Repeat exactly each line of the data provided below.
---------------
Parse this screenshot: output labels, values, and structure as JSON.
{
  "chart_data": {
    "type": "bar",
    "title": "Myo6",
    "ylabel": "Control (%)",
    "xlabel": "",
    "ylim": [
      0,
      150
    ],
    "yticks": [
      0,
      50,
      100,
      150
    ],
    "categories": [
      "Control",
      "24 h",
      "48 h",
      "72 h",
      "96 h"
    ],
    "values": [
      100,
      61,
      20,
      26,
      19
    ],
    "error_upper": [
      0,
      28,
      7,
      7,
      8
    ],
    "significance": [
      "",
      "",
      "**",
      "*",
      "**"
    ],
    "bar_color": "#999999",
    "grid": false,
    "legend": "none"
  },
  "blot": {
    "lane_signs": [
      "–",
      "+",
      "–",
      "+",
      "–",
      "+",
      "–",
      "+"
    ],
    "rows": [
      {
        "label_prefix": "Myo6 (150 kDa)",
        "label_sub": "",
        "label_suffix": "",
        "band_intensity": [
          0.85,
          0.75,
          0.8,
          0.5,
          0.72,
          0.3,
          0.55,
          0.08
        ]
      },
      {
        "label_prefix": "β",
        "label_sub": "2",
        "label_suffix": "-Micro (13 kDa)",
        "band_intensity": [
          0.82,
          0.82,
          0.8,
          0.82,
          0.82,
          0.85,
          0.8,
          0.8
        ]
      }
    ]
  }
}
---------------
* RESULT BELOW *
Parse this screenshot: output labels, values, and structure as JSON.
{
  "chart_data": {
    "type": "bar",
    "title": "Myo6",
    "ylabel": "Control (%)",
    "xlabel": "",
    "ylim": [
      0,
      150
    ],
    "yticks": [
      0,
      50,
      100,
      150
    ],
    "categories": [
      "Control",
      "24 h",
      "48 h",
      "72 h",
      "96 h"
    ],
    "values": [
      100,
      61,
      20,
      26,
      19
    ],
    "error_upper": [
      0,
      28,
      7,
      7,
      8
    ],
    "significance": [
      "",
      "",
      "**",
      "*",
      "**"
    ],
    "bar_color": "#999999",
    "grid": false,
    "legend": "none"
  },
  "blot": {
    "lane_signs": [
      "–",
      "+",
      "–",
      "+",
      "–",
      "+",
      "–",
      "+"
    ],
    "rows": [
      {
        "label_prefix": "Myo6 (150 kDa)",
        "label_sub": "",
        "label_suffix": "",
        "band_intensity": [
          0.85,
          0.75,
          0.8,
          0.5,
          0.72,
          0.3,
          0.55,
          0.08
        ]
      },
      {
        "label_prefix": "β",
        "label_sub": "2",
        "label_suffix": "-Micro (13 kDa)",
        "band_intensity": [
          0.82,
          0.82,
          0.8,
          0.82,
          0.82,
          0.85,
          0.8,
          0.8
        ]
      }
    ]
  }
}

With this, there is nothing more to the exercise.